Work to do:
1. Decide whether each statement agrees with the article on the Kenyan terror suspect. Answer yes or no for each and quote the words of the article that decide it.
(a) Mohamed Hussain Said pleaded guilty to the charge.
(b) The defence lawyer asked the court for a ten-year sentence.
(c) The wire transfers Mr Said received came from Gufran Ahmed Mohammed.
2. Carry on the article about the Kenyan terror suspect, picking up after its final sentence.

Given passage:
▼
Kenyan terror suspect jailed in US
According to a statement by the Federal Bureau of Investigations (FBI), Mohamed Hussain Said aged 27, pleaded guilty to the charge.
Mr Said admitted that he conspired to support the Al-Shabaab in Somalia, Al-Qaeda in Iraq, and AQI/al-Nusrah Front terror group based in Syria.
The terror suspect is said to have received a series of wire transfers amounting to Sh1.2 million ($11,600) from a co-conspirator Gufran Ahmed Mohammed.
He is said to have used the money to support Al-Shabaab and also recruited “experienced” fighters from the Somali-based terrorists for the AQI/al-Nusrah Front to fight in the conflict in Syria.
Mr Said admitted that he also tried to recruit other individuals to carry out attacks within the US.
In his Friday verdict, Miami based District Judge Ursula Ungaro ruled that the three groups the accused supported had intentions to attack the US and its overseas interests.
Defence lawyer Silvia Pinera-Vazquez asked the court to consider handing Mr Said a lesser eight-year sentence arguing that he never engaged in any military training and did not target the US or plot against Americans.
“There is no evidence that Mr Said’s actions were specifically intended to target the United States for attack,” she stated in her submission.
Assistant US Attorney Brian Frazier asked Judge Ungaro to sentence Mr Said and Mr Mohammed, his co-accused, the maximum 15 years jail term.
According to Mr Frazier, Mr Said had wished to assassinate former Secretary of State Hillary Clinton during her visit in Kenya in 2009.
▲
Data:
▼
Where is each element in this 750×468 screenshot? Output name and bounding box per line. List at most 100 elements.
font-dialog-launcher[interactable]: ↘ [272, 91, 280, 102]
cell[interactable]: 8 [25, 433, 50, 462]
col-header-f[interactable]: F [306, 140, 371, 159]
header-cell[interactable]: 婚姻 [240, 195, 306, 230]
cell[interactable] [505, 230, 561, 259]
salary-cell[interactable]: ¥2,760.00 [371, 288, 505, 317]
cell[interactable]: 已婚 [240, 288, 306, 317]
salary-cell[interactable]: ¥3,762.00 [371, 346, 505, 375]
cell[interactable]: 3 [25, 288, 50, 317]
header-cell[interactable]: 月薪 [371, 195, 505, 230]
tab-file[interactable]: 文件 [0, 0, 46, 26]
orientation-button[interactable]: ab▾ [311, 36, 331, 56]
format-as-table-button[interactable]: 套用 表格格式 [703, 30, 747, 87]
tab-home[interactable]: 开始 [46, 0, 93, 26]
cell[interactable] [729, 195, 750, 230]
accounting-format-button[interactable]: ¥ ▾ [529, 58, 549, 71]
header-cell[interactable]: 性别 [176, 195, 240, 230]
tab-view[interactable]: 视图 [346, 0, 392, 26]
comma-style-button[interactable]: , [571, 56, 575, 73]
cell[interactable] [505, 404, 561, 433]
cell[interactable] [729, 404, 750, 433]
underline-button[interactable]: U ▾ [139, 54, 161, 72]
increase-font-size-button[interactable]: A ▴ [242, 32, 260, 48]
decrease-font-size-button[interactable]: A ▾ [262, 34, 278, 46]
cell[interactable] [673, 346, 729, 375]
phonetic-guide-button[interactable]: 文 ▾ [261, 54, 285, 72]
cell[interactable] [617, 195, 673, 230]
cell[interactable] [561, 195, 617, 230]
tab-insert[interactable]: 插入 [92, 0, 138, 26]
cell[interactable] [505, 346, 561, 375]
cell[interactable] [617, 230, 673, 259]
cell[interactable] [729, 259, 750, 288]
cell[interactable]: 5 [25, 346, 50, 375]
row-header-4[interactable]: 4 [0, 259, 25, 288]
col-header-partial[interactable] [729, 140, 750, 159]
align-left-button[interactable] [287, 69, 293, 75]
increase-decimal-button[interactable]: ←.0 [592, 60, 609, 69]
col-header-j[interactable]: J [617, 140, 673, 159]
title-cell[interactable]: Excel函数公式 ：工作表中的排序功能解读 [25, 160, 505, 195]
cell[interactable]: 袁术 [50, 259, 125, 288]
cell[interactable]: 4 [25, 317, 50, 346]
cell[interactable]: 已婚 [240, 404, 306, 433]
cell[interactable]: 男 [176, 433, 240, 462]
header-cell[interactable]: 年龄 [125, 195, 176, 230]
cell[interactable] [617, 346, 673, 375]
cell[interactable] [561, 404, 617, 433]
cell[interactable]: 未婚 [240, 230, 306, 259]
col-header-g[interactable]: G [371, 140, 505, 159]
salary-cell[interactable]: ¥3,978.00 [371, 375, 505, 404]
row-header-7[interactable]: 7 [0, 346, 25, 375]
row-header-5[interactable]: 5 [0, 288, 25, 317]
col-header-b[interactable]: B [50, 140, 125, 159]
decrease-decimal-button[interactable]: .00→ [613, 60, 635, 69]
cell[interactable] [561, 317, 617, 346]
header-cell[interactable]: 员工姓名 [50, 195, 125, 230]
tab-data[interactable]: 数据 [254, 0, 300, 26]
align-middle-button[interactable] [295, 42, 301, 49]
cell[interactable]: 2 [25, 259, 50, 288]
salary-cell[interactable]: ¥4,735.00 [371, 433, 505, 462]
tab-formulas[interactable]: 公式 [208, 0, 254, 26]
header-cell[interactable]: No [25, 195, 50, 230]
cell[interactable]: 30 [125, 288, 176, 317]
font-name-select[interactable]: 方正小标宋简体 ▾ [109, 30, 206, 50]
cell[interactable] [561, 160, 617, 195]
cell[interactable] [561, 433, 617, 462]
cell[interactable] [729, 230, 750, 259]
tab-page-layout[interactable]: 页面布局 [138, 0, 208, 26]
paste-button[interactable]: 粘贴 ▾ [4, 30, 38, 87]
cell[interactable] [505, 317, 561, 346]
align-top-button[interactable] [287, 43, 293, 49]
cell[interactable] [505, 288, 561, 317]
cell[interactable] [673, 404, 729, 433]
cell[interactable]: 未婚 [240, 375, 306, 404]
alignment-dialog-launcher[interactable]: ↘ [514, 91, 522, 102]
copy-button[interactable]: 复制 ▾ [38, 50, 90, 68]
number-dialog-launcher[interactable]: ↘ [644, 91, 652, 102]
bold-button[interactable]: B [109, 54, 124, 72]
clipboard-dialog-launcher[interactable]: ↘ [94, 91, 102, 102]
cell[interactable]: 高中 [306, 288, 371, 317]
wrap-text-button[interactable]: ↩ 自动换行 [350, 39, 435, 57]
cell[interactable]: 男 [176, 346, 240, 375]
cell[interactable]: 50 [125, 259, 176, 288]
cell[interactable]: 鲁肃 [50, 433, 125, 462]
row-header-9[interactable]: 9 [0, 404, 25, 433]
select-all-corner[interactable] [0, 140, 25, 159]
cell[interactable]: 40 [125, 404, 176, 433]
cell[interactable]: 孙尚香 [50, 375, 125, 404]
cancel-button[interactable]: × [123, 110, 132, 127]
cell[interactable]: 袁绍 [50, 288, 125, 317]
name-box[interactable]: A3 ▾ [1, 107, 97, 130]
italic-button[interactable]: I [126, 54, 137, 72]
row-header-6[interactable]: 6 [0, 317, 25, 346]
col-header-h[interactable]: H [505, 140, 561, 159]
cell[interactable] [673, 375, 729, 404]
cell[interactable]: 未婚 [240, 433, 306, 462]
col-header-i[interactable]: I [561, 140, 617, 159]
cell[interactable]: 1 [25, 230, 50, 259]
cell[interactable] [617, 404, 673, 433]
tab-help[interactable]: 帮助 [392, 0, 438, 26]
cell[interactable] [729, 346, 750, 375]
▲
The results:
1.
(a) Yes: "Mohamed Hussain Said aged 27, pleaded guilty to the charge."
(b) No: "asked the court to consider handing Mr Said a lesser eight-year sentence"
(c) Yes: "received a series of wire transfers amounting to Sh1.2 million ($11,600) from a co-conspirator Gufran Ahmed Mohammed"

2.
Mrs Clinton visited the country between August 5 and 8, 2009 to attend Sub-Saharan Africa Trade and Economic Cooperation Forum in Nairobi.
“Allah knows best why nothing happened,” he was quoted as saying in the alleged conversation between him and an FBI undercover agent.
However, there is no evidence in the documents that he took any steps to execute his alleged intention to assassinate Mrs Clinton.
Mr Said and Mr Mohammed were arrested in 2013 in Saudi Arabia in a case that evolved from FBI monitoring of Internet chat rooms frequented by terrorists.
FBI agents posed as recruiters and fundraisers for terrorist groups.
Court documents filed earlier by US prosecutors state that Mr Said had sought funds from the undercover FBI agent “to pay the rent for fighters who were in Kenya on the command of the slain Al-Shabaab leader Godane alias Abu Zubeir.”
The prosecutor alleged that many of the accused’s terror plots were captured in FBI undercover recordings and conversations between him and an FBI “online covert employee,”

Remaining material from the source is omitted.